** REQUEST **
Where does the string "xlabel" appear in the records? Copy every line that contains it.

** RECORDS **
** BEGIN **

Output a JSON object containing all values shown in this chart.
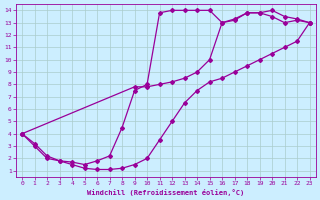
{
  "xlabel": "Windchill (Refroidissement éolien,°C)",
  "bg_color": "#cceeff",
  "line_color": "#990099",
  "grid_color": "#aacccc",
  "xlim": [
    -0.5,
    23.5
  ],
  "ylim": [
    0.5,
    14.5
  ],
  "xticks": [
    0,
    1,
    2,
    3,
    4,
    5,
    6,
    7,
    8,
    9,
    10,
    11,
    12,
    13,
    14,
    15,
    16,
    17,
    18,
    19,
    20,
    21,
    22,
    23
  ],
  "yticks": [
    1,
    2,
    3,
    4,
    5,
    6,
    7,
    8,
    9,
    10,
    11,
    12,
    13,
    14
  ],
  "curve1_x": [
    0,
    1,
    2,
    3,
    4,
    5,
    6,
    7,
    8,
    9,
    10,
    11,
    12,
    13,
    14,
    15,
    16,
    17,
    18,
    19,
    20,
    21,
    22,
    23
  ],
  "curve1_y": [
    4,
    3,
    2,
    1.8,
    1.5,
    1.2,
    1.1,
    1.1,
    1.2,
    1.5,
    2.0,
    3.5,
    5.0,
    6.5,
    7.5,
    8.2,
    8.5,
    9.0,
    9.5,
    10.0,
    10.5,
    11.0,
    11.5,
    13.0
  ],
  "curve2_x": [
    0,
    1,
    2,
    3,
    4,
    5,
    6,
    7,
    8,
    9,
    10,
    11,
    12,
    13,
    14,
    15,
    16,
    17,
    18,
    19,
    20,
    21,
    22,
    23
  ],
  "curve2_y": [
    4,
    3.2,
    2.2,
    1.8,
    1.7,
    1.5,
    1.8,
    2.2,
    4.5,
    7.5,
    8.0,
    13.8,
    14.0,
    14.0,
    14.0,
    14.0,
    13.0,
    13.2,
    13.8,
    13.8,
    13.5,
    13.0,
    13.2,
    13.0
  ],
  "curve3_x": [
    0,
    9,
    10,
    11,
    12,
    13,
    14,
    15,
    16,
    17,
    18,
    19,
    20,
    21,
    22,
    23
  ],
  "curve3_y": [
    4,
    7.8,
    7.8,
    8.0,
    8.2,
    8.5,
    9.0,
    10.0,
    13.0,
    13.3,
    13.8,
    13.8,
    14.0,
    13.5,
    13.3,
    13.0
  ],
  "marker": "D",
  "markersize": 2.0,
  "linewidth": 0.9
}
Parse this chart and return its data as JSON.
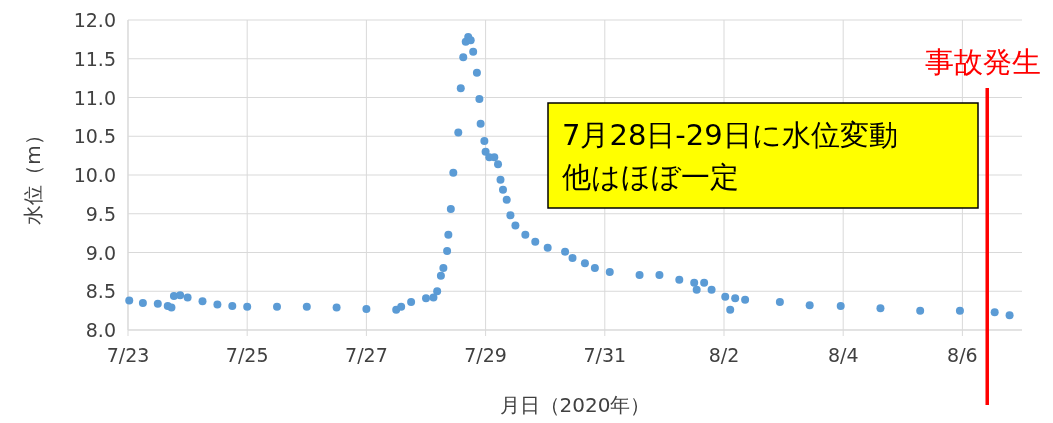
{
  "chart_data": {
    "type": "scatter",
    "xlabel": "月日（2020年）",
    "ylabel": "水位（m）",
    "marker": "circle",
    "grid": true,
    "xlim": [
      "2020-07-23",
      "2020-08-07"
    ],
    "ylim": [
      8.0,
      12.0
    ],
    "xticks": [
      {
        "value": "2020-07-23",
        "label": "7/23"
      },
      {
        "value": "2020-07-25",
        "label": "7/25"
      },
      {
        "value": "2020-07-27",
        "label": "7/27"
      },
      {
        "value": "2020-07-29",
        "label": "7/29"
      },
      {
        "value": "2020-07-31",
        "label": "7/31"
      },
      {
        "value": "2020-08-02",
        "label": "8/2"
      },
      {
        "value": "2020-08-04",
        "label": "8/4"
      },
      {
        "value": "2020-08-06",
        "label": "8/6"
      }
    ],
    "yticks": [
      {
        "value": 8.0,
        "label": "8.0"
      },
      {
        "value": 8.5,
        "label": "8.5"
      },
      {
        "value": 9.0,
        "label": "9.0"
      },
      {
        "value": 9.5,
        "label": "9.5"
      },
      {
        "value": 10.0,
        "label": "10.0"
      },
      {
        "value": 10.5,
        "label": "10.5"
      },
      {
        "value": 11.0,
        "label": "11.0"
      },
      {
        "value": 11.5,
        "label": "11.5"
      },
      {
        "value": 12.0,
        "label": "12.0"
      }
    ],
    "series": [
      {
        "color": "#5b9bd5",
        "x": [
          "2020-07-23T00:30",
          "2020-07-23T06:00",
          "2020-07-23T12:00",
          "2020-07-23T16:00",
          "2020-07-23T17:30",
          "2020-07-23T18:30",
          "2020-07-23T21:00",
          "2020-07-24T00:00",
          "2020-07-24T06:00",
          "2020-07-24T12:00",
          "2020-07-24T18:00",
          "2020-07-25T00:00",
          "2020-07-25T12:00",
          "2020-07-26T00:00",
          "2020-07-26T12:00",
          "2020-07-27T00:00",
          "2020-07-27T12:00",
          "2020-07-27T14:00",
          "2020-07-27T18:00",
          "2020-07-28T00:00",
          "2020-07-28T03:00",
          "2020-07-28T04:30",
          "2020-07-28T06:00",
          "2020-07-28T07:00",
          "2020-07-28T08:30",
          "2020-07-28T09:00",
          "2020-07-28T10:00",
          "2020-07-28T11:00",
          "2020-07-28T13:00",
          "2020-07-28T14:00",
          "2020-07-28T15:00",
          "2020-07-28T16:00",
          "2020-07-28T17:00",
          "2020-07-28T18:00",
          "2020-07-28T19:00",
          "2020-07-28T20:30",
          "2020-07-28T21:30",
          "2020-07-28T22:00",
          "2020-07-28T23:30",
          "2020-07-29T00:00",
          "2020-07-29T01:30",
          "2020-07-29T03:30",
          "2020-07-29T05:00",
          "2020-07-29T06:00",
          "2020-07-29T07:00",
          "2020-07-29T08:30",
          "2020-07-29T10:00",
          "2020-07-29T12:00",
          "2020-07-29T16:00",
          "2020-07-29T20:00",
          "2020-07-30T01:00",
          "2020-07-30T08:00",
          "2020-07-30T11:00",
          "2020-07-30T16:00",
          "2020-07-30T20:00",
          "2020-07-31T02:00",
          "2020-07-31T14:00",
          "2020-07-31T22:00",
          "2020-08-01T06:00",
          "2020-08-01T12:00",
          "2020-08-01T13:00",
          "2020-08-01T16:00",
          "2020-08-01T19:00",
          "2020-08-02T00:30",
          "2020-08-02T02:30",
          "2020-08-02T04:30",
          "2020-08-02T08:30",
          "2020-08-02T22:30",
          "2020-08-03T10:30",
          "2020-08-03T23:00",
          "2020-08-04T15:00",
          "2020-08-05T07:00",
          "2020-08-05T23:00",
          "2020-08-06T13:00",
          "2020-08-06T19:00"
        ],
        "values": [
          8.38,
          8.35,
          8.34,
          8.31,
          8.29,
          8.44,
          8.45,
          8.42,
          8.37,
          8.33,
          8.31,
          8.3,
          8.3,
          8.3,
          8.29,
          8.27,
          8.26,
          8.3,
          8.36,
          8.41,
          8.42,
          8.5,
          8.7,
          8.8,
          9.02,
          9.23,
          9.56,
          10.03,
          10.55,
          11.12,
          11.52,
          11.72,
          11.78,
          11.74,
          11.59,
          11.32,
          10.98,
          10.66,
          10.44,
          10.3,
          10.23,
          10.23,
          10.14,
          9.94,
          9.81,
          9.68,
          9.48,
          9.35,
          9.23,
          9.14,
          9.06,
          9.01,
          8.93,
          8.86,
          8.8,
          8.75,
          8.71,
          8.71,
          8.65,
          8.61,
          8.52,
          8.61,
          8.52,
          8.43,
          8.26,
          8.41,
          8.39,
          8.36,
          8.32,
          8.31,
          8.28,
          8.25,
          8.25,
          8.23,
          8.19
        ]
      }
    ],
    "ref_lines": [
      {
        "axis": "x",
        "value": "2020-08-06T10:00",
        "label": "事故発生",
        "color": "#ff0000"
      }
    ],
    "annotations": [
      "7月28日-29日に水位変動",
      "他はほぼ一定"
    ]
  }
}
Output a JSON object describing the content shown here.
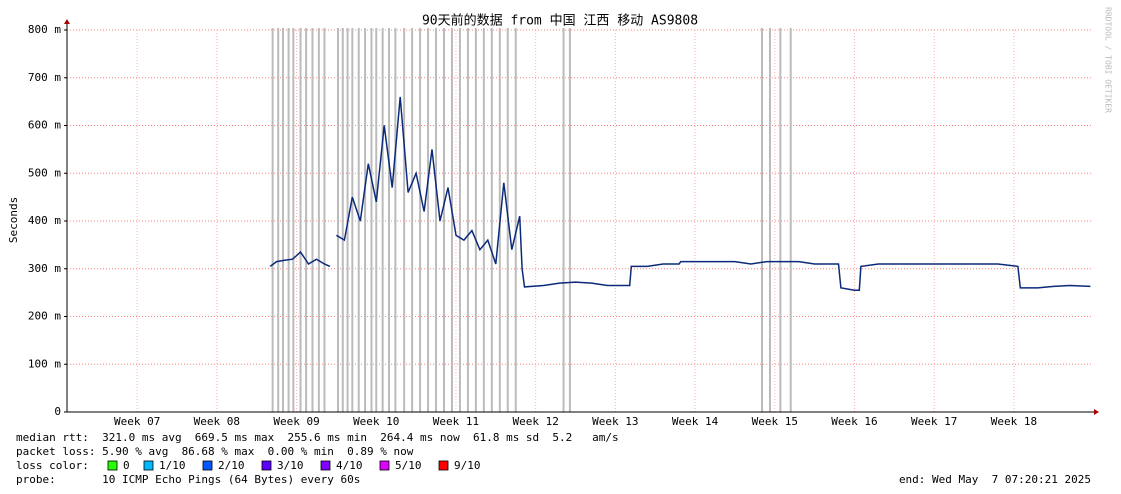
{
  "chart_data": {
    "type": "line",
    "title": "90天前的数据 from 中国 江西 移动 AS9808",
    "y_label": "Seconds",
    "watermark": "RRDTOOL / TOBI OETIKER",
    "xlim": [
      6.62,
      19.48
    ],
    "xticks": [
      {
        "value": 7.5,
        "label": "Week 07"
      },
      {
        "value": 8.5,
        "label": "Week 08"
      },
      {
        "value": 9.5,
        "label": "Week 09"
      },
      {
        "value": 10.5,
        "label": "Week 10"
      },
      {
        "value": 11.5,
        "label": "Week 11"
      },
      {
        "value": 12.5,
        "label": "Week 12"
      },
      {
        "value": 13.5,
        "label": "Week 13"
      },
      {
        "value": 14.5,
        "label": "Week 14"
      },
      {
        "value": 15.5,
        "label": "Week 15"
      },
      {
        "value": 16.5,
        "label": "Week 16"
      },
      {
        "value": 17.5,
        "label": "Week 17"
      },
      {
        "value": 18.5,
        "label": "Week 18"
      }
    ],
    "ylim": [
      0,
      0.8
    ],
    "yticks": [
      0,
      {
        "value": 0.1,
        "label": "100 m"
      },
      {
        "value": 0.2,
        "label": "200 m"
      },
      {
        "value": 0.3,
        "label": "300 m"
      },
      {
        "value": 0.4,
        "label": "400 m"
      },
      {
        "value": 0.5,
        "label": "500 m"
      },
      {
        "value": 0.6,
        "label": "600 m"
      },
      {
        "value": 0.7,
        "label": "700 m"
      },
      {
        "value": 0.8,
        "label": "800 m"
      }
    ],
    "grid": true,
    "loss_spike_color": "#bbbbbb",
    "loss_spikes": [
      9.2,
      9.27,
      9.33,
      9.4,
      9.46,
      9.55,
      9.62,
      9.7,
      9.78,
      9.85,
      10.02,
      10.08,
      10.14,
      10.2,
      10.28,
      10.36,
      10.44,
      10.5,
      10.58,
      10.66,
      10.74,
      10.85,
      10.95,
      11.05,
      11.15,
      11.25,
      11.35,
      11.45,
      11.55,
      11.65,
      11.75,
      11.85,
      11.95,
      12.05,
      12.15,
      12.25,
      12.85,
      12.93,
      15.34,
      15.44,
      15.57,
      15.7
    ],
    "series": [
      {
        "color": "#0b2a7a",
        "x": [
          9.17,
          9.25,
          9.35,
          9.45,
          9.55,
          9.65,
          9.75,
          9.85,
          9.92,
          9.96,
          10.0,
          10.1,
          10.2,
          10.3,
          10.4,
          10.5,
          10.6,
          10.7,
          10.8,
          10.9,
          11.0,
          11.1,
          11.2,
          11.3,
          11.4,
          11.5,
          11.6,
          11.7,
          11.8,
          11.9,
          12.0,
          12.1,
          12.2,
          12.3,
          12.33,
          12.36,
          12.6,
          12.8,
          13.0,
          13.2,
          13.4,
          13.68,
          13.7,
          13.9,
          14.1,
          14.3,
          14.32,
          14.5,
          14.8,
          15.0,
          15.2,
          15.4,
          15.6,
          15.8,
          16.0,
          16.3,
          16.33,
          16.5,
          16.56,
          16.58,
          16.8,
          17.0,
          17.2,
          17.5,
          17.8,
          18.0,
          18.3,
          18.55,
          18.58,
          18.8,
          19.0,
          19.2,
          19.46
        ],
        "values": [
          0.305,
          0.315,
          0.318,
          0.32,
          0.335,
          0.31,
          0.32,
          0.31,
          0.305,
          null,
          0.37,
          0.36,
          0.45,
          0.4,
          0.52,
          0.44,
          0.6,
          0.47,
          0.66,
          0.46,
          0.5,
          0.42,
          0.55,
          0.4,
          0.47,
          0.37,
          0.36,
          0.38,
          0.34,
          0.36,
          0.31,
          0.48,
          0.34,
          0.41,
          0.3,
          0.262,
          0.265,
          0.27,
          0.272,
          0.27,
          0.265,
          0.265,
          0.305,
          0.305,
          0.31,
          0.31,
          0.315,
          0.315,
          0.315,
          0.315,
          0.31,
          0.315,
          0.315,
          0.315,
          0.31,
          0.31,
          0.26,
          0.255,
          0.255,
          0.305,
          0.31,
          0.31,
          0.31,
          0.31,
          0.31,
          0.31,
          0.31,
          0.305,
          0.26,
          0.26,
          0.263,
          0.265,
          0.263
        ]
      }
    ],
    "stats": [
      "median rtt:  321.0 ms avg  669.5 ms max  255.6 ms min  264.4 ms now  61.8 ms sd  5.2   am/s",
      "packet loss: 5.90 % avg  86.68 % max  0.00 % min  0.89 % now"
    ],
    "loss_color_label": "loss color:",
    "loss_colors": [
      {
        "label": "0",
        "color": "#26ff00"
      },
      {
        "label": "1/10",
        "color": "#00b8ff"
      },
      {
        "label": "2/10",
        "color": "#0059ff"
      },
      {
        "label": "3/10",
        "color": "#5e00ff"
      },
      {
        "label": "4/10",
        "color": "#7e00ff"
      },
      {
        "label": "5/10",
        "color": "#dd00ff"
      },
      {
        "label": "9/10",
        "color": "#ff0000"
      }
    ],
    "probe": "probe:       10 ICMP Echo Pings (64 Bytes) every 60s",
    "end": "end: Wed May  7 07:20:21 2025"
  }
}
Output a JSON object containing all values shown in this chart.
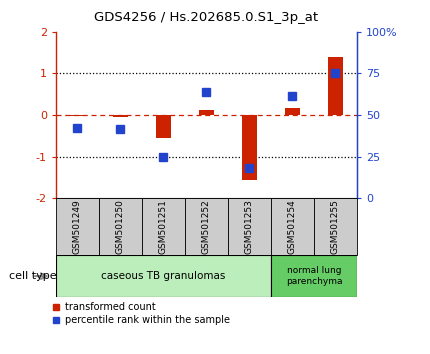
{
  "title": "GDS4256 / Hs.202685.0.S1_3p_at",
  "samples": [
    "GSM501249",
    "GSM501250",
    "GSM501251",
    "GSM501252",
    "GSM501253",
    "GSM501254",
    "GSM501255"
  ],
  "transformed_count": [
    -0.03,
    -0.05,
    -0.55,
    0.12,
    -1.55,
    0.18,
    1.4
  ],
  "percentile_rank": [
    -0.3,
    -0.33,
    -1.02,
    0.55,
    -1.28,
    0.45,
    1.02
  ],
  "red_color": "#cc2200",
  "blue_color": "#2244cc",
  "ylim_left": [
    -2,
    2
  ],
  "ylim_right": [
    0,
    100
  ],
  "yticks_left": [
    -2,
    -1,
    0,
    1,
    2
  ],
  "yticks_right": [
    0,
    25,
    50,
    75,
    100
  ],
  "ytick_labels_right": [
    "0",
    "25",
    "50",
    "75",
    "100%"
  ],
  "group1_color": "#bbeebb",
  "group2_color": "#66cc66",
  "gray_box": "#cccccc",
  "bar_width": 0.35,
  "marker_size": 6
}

** END **

** CORRECT OUTPUT **
  "xlabel": "Windchill (Refroidissement éolien,°C)",
    "xlabel": "月日（2020年）",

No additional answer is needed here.